Data in this exercise:
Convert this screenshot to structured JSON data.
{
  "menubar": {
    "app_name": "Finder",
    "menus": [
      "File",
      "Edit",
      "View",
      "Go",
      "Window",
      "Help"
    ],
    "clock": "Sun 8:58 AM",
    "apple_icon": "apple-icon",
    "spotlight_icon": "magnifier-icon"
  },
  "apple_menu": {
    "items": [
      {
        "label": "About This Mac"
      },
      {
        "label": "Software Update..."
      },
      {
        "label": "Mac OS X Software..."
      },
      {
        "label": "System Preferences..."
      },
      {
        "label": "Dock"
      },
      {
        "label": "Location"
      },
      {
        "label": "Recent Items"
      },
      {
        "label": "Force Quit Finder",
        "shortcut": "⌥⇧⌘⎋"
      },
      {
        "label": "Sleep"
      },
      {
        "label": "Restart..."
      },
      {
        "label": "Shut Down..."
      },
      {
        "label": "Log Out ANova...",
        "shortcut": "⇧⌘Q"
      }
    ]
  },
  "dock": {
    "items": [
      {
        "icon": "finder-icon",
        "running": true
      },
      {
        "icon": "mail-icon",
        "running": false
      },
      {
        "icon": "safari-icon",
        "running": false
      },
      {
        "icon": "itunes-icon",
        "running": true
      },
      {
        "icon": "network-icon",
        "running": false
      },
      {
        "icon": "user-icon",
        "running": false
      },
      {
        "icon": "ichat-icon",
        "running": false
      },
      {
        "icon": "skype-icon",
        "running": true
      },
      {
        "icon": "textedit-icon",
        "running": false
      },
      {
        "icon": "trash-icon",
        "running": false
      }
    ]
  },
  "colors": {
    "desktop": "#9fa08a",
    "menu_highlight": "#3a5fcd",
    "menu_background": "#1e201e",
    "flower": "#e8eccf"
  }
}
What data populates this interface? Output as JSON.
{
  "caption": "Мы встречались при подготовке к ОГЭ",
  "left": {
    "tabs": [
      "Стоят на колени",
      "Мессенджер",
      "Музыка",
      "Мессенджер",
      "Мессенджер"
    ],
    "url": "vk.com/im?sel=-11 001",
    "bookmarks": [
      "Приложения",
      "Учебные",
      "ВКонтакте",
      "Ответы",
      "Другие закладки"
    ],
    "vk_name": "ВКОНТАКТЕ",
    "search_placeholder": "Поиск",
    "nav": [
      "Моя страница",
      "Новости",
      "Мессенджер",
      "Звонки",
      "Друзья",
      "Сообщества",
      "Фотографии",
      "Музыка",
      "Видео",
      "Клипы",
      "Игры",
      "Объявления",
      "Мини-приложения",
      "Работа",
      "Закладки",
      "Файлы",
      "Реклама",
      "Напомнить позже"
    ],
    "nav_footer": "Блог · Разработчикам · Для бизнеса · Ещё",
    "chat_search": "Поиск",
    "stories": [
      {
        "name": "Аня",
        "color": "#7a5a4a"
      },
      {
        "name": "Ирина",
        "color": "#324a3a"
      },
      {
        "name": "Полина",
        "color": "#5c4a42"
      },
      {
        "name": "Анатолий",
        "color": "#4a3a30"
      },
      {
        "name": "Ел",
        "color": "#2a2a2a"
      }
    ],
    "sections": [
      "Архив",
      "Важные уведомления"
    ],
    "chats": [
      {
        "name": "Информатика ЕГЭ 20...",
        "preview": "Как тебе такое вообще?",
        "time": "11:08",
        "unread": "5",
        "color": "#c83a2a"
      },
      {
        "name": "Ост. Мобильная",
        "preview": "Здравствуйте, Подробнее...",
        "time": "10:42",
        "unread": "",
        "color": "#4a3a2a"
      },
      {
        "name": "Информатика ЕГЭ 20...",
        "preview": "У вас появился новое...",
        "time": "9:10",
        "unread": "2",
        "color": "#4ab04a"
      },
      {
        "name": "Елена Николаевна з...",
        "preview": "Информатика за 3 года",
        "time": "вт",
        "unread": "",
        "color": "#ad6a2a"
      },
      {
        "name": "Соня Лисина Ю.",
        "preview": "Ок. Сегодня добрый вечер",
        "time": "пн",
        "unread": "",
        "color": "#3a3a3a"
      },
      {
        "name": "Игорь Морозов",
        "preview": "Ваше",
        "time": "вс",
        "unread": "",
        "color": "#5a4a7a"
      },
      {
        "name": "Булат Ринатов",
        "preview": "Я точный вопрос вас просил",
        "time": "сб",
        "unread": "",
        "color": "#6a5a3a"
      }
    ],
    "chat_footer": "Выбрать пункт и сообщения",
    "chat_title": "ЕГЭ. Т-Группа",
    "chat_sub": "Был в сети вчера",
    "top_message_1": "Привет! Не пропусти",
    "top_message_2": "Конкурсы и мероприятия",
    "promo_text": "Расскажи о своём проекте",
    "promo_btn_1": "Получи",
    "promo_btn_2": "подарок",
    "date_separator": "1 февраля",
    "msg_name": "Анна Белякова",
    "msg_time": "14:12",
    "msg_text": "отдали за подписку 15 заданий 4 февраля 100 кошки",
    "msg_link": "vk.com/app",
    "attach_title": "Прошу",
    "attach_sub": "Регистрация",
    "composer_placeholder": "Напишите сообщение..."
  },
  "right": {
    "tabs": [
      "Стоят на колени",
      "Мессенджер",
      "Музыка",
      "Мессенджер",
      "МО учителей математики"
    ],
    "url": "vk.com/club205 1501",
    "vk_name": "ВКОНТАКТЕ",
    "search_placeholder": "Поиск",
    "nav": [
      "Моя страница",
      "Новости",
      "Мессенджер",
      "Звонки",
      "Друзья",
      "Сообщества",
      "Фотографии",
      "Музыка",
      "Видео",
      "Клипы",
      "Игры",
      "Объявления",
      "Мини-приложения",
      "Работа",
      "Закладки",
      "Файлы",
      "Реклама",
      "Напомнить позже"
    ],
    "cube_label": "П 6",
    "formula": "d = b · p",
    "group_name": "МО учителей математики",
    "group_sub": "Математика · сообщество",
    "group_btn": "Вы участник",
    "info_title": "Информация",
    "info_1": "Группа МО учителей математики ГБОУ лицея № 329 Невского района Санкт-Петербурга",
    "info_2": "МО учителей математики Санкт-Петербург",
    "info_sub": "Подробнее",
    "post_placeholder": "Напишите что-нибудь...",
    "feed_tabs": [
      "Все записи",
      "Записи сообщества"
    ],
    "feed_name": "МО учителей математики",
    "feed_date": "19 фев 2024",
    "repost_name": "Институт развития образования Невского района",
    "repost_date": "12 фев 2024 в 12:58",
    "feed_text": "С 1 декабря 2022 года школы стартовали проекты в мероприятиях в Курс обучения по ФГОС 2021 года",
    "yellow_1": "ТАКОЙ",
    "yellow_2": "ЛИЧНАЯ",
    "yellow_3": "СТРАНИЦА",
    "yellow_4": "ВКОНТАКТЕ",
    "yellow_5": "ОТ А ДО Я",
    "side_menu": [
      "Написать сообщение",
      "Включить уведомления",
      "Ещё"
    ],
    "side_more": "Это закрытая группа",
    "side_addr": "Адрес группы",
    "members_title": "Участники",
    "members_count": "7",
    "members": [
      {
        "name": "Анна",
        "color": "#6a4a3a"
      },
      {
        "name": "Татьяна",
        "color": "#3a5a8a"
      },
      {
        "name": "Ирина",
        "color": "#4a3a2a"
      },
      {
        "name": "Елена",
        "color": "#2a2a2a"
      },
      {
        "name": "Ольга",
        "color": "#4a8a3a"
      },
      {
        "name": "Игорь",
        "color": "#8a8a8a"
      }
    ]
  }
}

Given task:
All of the material above needs to be retyped word for word.

Task response:
Convert this screenshot to structured JSON data.
{
  "menubar": {
    "app_name": "Finder",
    "menus": [
      "File",
      "Edit",
      "View",
      "Go",
      "Window",
      "Help"
    ],
    "clock": "Sun 8:58 AM",
    "apple_icon": "apple-icon",
    "spotlight_icon": "magnifier-icon"
  },
  "apple_menu": {
    "items": [
      {
        "label": "About This Mac"
      },
      {
        "label": "Software Update..."
      },
      {
        "label": "Mac OS X Software..."
      },
      {
        "label": "System Preferences..."
      },
      {
        "label": "Dock"
      },
      {
        "label": "Location"
      },
      {
        "label": "Recent Items"
      },
      {
        "label": "Force Quit Finder",
        "shortcut": "⌥⇧⌘⎋"
      },
      {
        "label": "Sleep"
      },
      {
        "label": "Restart..."
      },
      {
        "label": "Shut Down..."
      },
      {
        "label": "Log Out ANova...",
        "shortcut": "⇧⌘Q"
      }
    ]
  },
  "dock": {
    "items": [
      {
        "icon": "finder-icon",
        "running": true
      },
      {
        "icon": "mail-icon",
        "running": false
      },
      {
        "icon": "safari-icon",
        "running": false
      },
      {
        "icon": "itunes-icon",
        "running": true
      },
      {
        "icon": "network-icon",
        "running": false
      },
      {
        "icon": "user-icon",
        "running": false
      },
      {
        "icon": "ichat-icon",
        "running": false
      },
      {
        "icon": "skype-icon",
        "running": true
      },
      {
        "icon": "textedit-icon",
        "running": false
      },
      {
        "icon": "trash-icon",
        "running": false
      }
    ]
  },
  "colors": {
    "desktop": "#9fa08a",
    "menu_highlight": "#3a5fcd",
    "menu_background": "#1e201e",
    "flower": "#e8eccf"
  }
}
What data populates this interface? Output as JSON.
{
  "caption": "Мы встречались при подготовке к ОГЭ",
  "left": {
    "tabs": [
      "Стоят на колени",
      "Мессенджер",
      "Музыка",
      "Мессенджер",
      "Мессенджер"
    ],
    "url": "vk.com/im?sel=-11 001",
    "bookmarks": [
      "Приложения",
      "Учебные",
      "ВКонтакте",
      "Ответы",
      "Другие закладки"
    ],
    "vk_name": "ВКОНТАКТЕ",
    "search_placeholder": "Поиск",
    "nav": [
      "Моя страница",
      "Новости",
      "Мессенджер",
      "Звонки",
      "Друзья",
      "Сообщества",
      "Фотографии",
      "Музыка",
      "Видео",
      "Клипы",
      "Игры",
      "Объявления",
      "Мини-приложения",
      "Работа",
      "Закладки",
      "Файлы",
      "Реклама",
      "Напомнить позже"
    ],
    "nav_footer": "Блог · Разработчикам · Для бизнеса · Ещё",
    "chat_search": "Поиск",
    "stories": [
      {
        "name": "Аня",
        "color": "#7a5a4a"
      },
      {
        "name": "Ирина",
        "color": "#324a3a"
      },
      {
        "name": "Полина",
        "color": "#5c4a42"
      },
      {
        "name": "Анатолий",
        "color": "#4a3a30"
      },
      {
        "name": "Ел",
        "color": "#2a2a2a"
      }
    ],
    "sections": [
      "Архив",
      "Важные уведомления"
    ],
    "chats": [
      {
        "name": "Информатика ЕГЭ 20...",
        "preview": "Как тебе такое вообще?",
        "time": "11:08",
        "unread": "5",
        "color": "#c83a2a"
      },
      {
        "name": "Ост. Мобильная",
        "preview": "Здравствуйте, Подробнее...",
        "time": "10:42",
        "unread": "",
        "color": "#4a3a2a"
      },
      {
        "name": "Информатика ЕГЭ 20...",
        "preview": "У вас появился новое...",
        "time": "9:10",
        "unread": "2",
        "color": "#4ab04a"
      },
      {
        "name": "Елена Николаевна з...",
        "preview": "Информатика за 3 года",
        "time": "вт",
        "unread": "",
        "color": "#ad6a2a"
      },
      {
        "name": "Соня Лисина Ю.",
        "preview": "Ок. Сегодня добрый вечер",
        "time": "пн",
        "unread": "",
        "color": "#3a3a3a"
      },
      {
        "name": "Игорь Морозов",
        "preview": "Ваше",
        "time": "вс",
        "unread": "",
        "color": "#5a4a7a"
      },
      {
        "name": "Булат Ринатов",
        "preview": "Я точный вопрос вас просил",
        "time": "сб",
        "unread": "",
        "color": "#6a5a3a"
      }
    ],
    "chat_footer": "Выбрать пункт и сообщения",
    "chat_title": "ЕГЭ. Т-Группа",
    "chat_sub": "Был в сети вчера",
    "top_message_1": "Привет! Не пропусти",
    "top_message_2": "Конкурсы и мероприятия",
    "promo_text": "Расскажи о своём проекте",
    "promo_btn_1": "Получи",
    "promo_btn_2": "подарок",
    "date_separator": "1 февраля",
    "msg_name": "Анна Белякова",
    "msg_time": "14:12",
    "msg_text": "отдали за подписку 15 заданий 4 февраля 100 кошки",
    "msg_link": "vk.com/app",
    "attach_title": "Прошу",
    "attach_sub": "Регистрация",
    "composer_placeholder": "Напишите сообщение..."
  },
  "right": {
    "tabs": [
      "Стоят на колени",
      "Мессенджер",
      "Музыка",
      "Мессенджер",
      "МО учителей математики"
    ],
    "url": "vk.com/club205 1501",
    "vk_name": "ВКОНТАКТЕ",
    "search_placeholder": "Поиск",
    "nav": [
      "Моя страница",
      "Новости",
      "Мессенджер",
      "Звонки",
      "Друзья",
      "Сообщества",
      "Фотографии",
      "Музыка",
      "Видео",
      "Клипы",
      "Игры",
      "Объявления",
      "Мини-приложения",
      "Работа",
      "Закладки",
      "Файлы",
      "Реклама",
      "Напомнить позже"
    ],
    "cube_label": "П 6",
    "formula": "d = b · p",
    "group_name": "МО учителей математики",
    "group_sub": "Математика · сообщество",
    "group_btn": "Вы участник",
    "info_title": "Информация",
    "info_1": "Группа МО учителей математики ГБОУ лицея № 329 Невского района Санкт-Петербурга",
    "info_2": "МО учителей математики Санкт-Петербург",
    "info_sub": "Подробнее",
    "post_placeholder": "Напишите что-нибудь...",
    "feed_tabs": [
      "Все записи",
      "Записи сообщества"
    ],
    "feed_name": "МО учителей математики",
    "feed_date": "19 фев 2024",
    "repost_name": "Институт развития образования Невского района",
    "repost_date": "12 фев 2024 в 12:58",
    "feed_text": "С 1 декабря 2022 года школы стартовали проекты в мероприятиях в Курс обучения по ФГОС 2021 года",
    "yellow_1": "ТАКОЙ",
    "yellow_2": "ЛИЧНАЯ",
    "yellow_3": "СТРАНИЦА",
    "yellow_4": "ВКОНТАКТЕ",
    "yellow_5": "ОТ А ДО Я",
    "side_menu": [
      "Написать сообщение",
      "Включить уведомления",
      "Ещё"
    ],
    "side_more": "Это закрытая группа",
    "side_addr": "Адрес группы",
    "members_title": "Участники",
    "members_count": "7",
    "members": [
      {
        "name": "Анна",
        "color": "#6a4a3a"
      },
      {
        "name": "Татьяна",
        "color": "#3a5a8a"
      },
      {
        "name": "Ирина",
        "color": "#4a3a2a"
      },
      {
        "name": "Елена",
        "color": "#2a2a2a"
      },
      {
        "name": "Ольга",
        "color": "#4a8a3a"
      },
      {
        "name": "Игорь",
        "color": "#8a8a8a"
      }
    ]
  }
}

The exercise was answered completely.